EXERCISE INSTRUCTIONS - Go over the listing below line by line and tally those containing "caption". Give only the tally.
--*--
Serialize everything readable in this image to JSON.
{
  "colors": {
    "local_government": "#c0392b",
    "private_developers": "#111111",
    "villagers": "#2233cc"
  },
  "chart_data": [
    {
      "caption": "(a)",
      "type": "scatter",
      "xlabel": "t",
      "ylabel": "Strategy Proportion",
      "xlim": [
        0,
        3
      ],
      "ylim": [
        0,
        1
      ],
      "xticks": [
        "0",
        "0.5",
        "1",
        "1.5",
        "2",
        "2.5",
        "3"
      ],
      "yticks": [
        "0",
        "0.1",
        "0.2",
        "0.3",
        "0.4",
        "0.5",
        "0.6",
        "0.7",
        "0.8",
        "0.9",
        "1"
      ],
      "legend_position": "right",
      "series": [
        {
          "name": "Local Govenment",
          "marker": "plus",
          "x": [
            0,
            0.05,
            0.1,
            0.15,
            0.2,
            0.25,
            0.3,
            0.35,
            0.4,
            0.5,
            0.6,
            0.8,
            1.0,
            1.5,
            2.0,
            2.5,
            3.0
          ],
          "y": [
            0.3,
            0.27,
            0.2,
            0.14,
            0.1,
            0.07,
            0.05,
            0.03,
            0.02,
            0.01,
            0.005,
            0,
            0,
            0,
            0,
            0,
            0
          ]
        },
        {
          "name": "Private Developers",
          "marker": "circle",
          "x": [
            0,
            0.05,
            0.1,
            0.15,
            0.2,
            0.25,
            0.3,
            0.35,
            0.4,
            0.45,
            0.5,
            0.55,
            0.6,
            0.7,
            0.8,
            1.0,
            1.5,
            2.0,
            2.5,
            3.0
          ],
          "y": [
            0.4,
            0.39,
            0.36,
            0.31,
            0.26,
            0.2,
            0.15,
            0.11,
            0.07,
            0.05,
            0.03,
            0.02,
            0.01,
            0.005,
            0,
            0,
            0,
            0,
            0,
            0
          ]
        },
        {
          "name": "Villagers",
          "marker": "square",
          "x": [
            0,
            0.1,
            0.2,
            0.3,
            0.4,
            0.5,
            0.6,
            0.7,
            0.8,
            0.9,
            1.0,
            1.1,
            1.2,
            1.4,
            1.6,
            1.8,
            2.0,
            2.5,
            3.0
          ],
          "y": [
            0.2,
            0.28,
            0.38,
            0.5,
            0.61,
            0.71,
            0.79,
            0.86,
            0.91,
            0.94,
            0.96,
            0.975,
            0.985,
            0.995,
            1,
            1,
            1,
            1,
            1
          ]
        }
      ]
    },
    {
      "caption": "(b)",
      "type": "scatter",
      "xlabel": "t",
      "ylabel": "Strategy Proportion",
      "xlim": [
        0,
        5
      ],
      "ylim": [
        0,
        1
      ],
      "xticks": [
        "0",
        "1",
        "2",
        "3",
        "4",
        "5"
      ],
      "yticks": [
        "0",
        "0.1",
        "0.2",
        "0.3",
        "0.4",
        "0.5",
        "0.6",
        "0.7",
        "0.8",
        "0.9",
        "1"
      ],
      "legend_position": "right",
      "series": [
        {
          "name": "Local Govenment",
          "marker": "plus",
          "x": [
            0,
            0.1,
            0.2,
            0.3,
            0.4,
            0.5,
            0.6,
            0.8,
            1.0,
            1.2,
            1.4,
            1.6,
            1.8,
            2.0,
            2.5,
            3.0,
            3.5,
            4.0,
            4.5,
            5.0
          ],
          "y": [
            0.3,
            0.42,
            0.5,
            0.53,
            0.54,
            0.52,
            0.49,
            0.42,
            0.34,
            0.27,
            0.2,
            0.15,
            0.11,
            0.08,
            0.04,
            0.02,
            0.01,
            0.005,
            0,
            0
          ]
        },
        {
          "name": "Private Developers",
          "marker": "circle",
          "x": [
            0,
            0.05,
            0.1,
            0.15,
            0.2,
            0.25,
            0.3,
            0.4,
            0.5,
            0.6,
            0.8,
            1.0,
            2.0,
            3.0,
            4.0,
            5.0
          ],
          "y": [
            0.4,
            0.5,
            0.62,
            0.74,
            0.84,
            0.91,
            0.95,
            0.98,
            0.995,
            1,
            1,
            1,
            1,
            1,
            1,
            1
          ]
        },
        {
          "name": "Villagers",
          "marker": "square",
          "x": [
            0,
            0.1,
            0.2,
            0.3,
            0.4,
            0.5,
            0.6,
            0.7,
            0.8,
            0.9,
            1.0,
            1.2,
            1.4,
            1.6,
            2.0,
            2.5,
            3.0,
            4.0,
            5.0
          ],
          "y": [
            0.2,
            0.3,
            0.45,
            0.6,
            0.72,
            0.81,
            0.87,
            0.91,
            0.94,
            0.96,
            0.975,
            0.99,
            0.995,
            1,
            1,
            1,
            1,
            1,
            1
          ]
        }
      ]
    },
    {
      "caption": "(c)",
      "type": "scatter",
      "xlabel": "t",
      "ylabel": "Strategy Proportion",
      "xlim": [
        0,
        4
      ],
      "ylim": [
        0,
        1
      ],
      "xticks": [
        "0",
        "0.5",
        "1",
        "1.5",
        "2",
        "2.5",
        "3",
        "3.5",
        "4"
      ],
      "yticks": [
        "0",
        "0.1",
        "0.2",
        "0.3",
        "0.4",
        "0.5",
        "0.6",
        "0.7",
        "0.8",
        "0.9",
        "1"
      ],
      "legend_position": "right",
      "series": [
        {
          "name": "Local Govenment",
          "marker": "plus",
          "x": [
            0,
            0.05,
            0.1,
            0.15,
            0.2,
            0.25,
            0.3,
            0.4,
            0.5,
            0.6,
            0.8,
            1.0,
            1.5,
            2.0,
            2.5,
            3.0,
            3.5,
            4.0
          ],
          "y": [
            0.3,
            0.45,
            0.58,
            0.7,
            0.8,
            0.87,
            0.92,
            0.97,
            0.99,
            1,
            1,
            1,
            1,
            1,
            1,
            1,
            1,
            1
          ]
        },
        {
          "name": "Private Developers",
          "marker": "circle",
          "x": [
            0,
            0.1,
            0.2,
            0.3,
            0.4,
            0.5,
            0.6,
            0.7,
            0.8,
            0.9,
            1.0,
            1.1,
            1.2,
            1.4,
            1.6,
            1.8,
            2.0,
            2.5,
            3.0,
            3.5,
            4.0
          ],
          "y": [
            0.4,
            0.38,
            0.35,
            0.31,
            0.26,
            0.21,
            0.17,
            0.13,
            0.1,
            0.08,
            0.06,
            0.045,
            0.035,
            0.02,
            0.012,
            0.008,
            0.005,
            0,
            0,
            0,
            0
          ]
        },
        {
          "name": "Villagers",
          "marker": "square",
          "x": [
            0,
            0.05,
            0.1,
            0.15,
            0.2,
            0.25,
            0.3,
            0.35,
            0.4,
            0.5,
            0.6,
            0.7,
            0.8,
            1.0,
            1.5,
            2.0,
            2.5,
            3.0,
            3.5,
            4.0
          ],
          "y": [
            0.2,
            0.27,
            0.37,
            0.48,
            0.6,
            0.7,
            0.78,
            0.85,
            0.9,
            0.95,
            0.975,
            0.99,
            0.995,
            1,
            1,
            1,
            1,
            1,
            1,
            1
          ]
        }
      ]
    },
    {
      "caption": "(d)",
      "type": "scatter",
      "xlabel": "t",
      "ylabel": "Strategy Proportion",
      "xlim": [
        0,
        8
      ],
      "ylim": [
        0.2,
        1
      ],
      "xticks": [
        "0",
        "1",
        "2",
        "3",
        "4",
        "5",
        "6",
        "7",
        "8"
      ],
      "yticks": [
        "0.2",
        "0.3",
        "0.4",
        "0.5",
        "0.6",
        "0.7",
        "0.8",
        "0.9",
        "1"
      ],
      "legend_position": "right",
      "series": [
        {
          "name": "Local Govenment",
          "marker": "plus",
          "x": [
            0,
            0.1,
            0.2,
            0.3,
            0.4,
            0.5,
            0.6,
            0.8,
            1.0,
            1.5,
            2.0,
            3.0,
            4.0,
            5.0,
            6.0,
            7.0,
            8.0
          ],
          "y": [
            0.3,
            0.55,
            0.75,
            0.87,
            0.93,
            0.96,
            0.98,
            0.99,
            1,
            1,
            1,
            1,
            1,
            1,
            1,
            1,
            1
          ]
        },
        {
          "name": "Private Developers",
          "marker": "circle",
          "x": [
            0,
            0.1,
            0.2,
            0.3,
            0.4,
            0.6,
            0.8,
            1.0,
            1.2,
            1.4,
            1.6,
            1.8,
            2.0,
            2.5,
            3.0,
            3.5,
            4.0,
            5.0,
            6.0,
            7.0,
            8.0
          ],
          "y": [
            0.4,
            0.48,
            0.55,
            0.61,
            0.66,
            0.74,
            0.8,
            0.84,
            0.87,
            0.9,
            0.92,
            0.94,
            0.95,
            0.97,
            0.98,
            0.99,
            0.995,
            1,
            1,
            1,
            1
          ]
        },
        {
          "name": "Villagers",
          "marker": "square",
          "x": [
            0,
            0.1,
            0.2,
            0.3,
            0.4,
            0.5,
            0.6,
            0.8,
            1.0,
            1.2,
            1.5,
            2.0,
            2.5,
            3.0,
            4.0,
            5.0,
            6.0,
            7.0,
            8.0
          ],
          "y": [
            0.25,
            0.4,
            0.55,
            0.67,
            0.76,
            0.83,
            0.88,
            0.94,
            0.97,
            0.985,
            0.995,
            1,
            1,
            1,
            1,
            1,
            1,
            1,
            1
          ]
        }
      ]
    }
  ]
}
--*--
ANSWER TO THE EXERCISE - 4